§ **EXERCISE DESCRIPTION**
Tally the lines with the word "state" and report the number alone.

** start of EXCERPTED DATA **

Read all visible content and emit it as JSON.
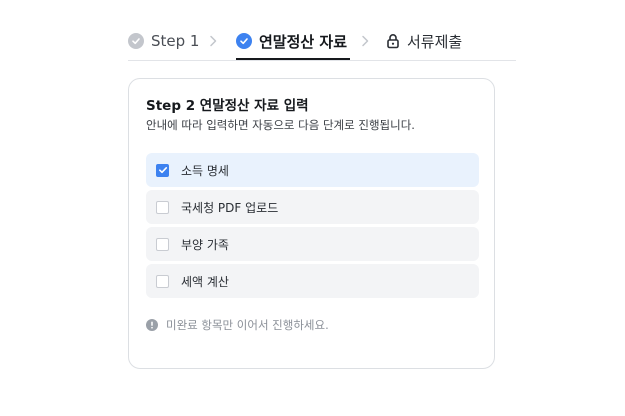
{
  "stepper": {
    "steps": [
      {
        "label": "Step 1",
        "state": "completed",
        "icon": "check-circle-icon"
      },
      {
        "label": "연말정산 자료",
        "state": "active",
        "icon": "check-circle-icon"
      },
      {
        "label": "서류제출",
        "state": "locked",
        "icon": "lock-icon"
      }
    ],
    "separator_icon": "chevron-right-icon"
  },
  "card": {
    "title": "Step 2 연말정산 자료 입력",
    "description": "안내에 따라 입력하면 자동으로 다음 단계로 진행됩니다.",
    "items": [
      {
        "label": "소득 명세",
        "checked": true
      },
      {
        "label": "국세청 PDF 업로드",
        "checked": false
      },
      {
        "label": "부양 가족",
        "checked": false
      },
      {
        "label": "세액 계산",
        "checked": false
      }
    ],
    "notice": "미완료 항목만 이어서 진행하세요.",
    "notice_icon": "info-circle-icon"
  },
  "colors": {
    "accent": "#3d82f0",
    "completed_gray": "#c3c6cc",
    "checked_row_bg": "#e9f2fd",
    "row_bg": "#f3f4f6",
    "text_primary": "#16191d",
    "text_muted": "#8b9098"
  }
}
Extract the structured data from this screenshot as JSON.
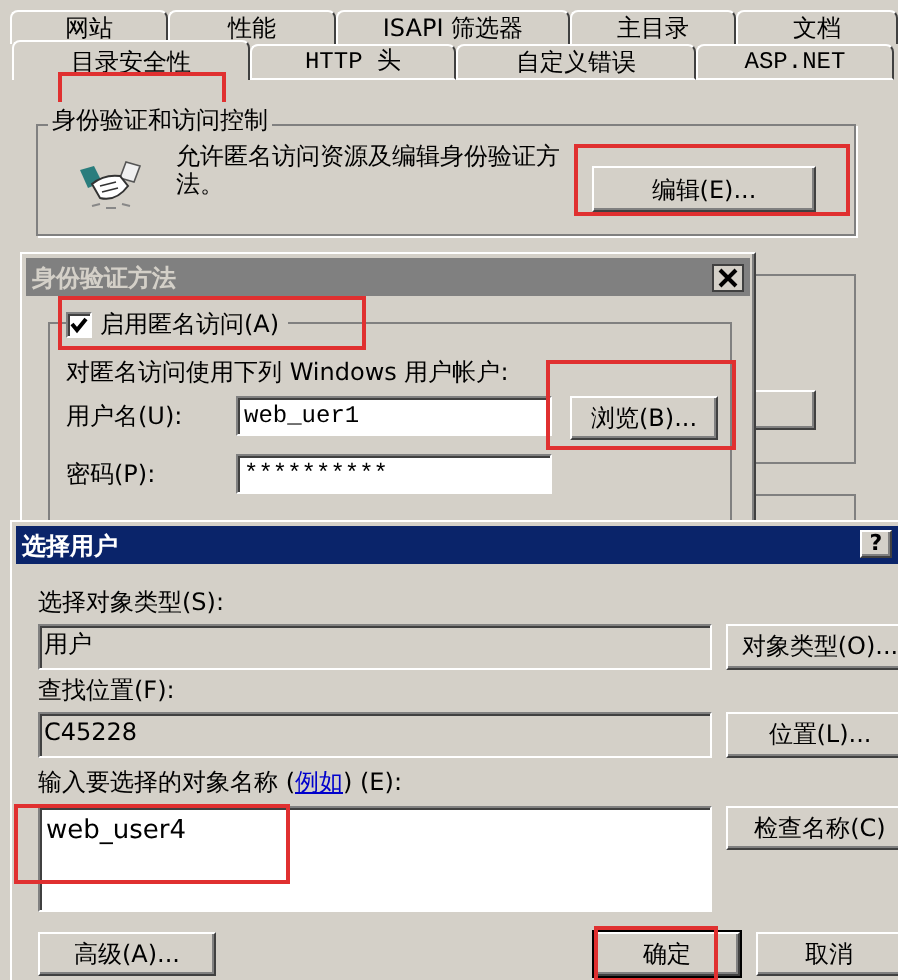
{
  "properties_dialog": {
    "tabs_back": [
      {
        "label": "网站",
        "selected": false
      },
      {
        "label": "性能",
        "selected": false
      },
      {
        "label": "ISAPI 筛选器",
        "selected": false
      },
      {
        "label": "主目录",
        "selected": false
      },
      {
        "label": "文档",
        "selected": false
      }
    ],
    "tabs_front": [
      {
        "label": "目录安全性",
        "selected": true,
        "highlighted": true
      },
      {
        "label": "HTTP 头",
        "selected": false,
        "highlighted": false
      },
      {
        "label": "自定义错误",
        "selected": false,
        "highlighted": false
      },
      {
        "label": "ASP.NET",
        "selected": false,
        "highlighted": false
      }
    ],
    "auth_group": {
      "title": "身份验证和访问控制",
      "description": "允许匿名访问资源及编辑身份验证方法。",
      "button": {
        "label": "编辑(E)...",
        "highlighted": true
      }
    }
  },
  "auth_dialog": {
    "title": "身份验证方法",
    "anonymous": {
      "label": "启用匿名访问(A)",
      "checked": true,
      "highlighted": true
    },
    "account_caption": "对匿名访问使用下列 Windows 用户帐户:",
    "fields": [
      {
        "label": "用户名(U):",
        "value": "web_uer1"
      },
      {
        "label": "密码(P):",
        "value": "**********"
      }
    ],
    "browse_button": {
      "label": "浏览(B)...",
      "highlighted": true
    }
  },
  "select_user_dialog": {
    "title": "选择用户",
    "help": "?",
    "object_type": {
      "label": "选择对象类型(S):",
      "value": "用户",
      "button": "对象类型(O)..."
    },
    "location": {
      "label": "查找位置(F):",
      "value": "C45228",
      "button": "位置(L)..."
    },
    "names": {
      "label_before": "输入要选择的对象名称 (",
      "link": "例如",
      "label_after": ") (E):",
      "value": "web_user4",
      "highlighted": true,
      "button": "检查名称(C)"
    },
    "buttons": [
      {
        "label": "高级(A)...",
        "highlighted": false
      },
      {
        "label": "确定",
        "highlighted": true
      },
      {
        "label": "取消",
        "highlighted": false
      }
    ]
  }
}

** end of EXCERPTED DATA **

§ **RESPONSE**
3